### [What you need to do]
Scan the following material for the string "this" and copy each line in which it appears.

-- Begin Supplied data --

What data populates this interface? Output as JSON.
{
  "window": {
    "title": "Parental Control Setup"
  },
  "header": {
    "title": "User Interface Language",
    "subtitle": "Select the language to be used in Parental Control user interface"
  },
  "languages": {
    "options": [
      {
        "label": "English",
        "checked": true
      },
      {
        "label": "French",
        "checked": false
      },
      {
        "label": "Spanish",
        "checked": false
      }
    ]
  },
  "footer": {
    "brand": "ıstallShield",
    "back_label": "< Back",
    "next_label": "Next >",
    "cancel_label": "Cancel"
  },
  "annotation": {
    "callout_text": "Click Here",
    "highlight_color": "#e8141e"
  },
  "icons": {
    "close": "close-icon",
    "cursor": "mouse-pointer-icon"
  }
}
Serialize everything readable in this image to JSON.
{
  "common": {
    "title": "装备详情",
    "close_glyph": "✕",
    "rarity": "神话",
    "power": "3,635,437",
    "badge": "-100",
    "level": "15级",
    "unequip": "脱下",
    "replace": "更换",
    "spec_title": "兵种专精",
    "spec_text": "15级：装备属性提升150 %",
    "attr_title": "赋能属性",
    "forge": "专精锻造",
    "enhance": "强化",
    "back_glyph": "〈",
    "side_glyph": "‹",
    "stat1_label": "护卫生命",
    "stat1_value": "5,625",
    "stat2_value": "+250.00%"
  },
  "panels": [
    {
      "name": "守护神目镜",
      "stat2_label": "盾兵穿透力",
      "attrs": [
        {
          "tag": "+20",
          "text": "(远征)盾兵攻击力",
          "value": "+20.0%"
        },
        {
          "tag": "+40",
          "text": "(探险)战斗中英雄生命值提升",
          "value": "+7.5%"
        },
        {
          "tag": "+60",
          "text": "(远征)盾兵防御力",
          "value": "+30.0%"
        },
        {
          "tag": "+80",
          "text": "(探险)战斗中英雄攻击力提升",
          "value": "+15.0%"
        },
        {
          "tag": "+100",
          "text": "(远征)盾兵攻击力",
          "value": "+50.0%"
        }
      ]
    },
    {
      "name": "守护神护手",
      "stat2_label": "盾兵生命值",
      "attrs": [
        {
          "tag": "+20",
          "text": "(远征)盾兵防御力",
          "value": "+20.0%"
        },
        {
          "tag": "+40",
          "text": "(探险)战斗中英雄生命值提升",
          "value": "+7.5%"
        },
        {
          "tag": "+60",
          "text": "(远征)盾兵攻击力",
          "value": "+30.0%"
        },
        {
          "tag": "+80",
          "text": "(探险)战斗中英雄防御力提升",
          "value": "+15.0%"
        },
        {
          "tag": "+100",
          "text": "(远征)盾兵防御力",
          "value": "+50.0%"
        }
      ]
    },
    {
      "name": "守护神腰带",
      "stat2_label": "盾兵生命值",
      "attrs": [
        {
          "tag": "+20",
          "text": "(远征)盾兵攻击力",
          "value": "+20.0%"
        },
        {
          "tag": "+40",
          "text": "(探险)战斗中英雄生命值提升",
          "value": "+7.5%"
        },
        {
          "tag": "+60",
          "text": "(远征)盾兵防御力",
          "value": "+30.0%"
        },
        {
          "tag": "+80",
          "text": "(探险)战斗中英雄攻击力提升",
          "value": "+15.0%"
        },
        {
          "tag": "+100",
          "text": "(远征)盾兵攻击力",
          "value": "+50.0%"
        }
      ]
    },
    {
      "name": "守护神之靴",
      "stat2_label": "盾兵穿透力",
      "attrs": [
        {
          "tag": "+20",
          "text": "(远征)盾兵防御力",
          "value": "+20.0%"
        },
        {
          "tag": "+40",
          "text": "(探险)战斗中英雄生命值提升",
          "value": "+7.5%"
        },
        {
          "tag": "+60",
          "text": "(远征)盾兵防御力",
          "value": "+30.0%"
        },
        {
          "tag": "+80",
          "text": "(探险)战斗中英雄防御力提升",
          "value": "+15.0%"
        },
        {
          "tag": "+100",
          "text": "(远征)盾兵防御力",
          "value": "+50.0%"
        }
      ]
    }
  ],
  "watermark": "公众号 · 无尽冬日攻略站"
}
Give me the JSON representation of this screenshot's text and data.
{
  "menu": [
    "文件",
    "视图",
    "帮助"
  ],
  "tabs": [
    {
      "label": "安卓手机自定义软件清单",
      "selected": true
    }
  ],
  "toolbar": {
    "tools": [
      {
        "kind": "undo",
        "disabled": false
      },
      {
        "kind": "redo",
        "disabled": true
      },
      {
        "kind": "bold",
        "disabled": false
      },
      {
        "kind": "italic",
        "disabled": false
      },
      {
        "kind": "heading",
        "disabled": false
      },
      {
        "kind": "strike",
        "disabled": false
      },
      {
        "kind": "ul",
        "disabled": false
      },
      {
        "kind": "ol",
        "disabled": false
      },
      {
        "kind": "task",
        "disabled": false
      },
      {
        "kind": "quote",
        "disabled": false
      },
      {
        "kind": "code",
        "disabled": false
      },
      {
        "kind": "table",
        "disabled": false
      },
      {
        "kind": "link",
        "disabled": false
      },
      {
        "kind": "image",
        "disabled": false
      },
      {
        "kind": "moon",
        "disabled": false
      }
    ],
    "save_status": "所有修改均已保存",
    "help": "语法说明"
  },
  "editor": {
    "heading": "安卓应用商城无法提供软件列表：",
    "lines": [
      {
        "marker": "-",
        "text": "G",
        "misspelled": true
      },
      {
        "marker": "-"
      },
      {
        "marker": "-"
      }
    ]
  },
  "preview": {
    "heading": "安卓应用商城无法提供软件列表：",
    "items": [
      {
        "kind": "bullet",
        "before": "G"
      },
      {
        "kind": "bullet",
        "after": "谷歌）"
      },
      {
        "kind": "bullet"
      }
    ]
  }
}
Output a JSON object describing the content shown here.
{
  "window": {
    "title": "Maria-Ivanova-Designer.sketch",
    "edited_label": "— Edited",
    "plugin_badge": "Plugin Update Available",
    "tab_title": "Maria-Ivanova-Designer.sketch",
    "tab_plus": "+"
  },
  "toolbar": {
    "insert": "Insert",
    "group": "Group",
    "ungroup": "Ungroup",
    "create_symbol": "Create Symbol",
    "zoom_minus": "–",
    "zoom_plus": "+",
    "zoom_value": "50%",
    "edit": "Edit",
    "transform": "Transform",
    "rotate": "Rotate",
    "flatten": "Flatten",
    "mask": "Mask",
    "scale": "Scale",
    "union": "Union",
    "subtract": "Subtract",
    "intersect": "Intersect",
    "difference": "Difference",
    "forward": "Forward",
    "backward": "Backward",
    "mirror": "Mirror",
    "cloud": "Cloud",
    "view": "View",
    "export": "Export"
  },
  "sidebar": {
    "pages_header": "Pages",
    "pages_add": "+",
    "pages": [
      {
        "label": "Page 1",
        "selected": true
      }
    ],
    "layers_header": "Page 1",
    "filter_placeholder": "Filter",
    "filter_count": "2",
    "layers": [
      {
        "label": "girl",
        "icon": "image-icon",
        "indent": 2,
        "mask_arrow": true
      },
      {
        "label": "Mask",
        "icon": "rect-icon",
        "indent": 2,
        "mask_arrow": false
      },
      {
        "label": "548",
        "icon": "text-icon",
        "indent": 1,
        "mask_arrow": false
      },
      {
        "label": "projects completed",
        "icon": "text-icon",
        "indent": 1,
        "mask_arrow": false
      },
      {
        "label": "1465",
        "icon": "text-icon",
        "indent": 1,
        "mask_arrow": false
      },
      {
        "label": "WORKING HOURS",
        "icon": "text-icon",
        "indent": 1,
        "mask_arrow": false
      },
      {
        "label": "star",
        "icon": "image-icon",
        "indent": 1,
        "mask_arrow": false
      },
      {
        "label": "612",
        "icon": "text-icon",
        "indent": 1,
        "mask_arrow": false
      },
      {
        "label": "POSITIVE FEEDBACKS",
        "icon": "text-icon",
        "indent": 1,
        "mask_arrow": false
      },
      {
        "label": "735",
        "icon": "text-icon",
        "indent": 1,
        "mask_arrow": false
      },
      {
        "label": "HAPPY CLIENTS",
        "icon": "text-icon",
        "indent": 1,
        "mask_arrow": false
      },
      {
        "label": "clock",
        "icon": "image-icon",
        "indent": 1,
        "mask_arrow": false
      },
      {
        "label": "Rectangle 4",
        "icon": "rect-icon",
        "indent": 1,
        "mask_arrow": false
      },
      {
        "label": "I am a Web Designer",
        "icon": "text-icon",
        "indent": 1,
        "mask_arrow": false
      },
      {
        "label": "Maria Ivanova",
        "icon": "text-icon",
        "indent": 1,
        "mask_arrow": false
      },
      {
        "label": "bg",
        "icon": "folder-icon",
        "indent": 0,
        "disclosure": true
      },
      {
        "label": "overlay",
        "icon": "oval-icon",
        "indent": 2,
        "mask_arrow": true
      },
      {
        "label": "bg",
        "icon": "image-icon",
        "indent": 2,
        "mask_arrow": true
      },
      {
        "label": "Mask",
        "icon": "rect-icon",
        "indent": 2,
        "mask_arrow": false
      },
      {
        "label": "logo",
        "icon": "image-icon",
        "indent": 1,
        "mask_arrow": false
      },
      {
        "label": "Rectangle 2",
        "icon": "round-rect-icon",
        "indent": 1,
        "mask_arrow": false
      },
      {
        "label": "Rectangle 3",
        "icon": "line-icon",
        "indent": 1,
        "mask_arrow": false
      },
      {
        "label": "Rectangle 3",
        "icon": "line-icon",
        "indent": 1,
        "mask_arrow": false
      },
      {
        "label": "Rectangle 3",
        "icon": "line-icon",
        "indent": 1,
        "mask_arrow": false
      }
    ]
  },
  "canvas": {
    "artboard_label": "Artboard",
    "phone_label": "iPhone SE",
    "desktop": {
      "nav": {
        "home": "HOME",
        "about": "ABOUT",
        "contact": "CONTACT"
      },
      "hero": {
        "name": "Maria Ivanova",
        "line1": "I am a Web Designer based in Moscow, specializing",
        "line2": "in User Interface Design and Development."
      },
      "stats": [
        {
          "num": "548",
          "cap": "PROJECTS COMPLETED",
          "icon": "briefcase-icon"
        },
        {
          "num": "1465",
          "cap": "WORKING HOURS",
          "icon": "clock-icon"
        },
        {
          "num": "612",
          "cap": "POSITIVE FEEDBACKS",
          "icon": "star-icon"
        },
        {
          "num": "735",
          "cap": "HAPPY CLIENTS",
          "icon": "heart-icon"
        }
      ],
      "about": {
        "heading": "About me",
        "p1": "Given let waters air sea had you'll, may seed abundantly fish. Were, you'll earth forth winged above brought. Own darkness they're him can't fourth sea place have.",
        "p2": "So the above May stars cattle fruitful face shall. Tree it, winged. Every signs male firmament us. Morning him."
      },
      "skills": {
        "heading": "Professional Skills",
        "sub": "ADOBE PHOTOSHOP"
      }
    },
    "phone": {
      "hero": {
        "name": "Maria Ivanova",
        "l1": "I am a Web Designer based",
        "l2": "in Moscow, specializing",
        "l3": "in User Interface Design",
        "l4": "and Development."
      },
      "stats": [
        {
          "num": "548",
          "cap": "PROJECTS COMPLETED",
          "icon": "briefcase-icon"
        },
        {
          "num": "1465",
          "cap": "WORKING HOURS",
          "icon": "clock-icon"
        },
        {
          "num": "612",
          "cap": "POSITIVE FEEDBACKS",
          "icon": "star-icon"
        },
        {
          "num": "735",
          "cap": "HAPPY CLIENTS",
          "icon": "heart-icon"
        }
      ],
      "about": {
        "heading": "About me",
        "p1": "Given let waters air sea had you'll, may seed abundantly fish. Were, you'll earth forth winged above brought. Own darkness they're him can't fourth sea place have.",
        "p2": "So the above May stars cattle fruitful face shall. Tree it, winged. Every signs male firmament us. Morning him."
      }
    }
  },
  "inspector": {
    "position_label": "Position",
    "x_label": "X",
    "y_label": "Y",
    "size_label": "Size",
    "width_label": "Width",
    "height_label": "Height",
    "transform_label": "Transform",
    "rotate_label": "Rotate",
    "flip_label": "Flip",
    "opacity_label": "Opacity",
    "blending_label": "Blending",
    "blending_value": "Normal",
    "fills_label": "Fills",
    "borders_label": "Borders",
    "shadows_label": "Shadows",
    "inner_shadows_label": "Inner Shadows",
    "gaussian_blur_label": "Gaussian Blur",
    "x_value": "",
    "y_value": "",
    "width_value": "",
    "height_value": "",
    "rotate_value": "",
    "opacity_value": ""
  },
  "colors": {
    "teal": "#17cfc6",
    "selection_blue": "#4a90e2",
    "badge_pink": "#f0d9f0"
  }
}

-- End Supplied data --

### [Complete response]
What data populates this interface? Output as JSON.
Serialize everything readable in this image to JSON.
Give me the JSON representation of this screenshot's text and data.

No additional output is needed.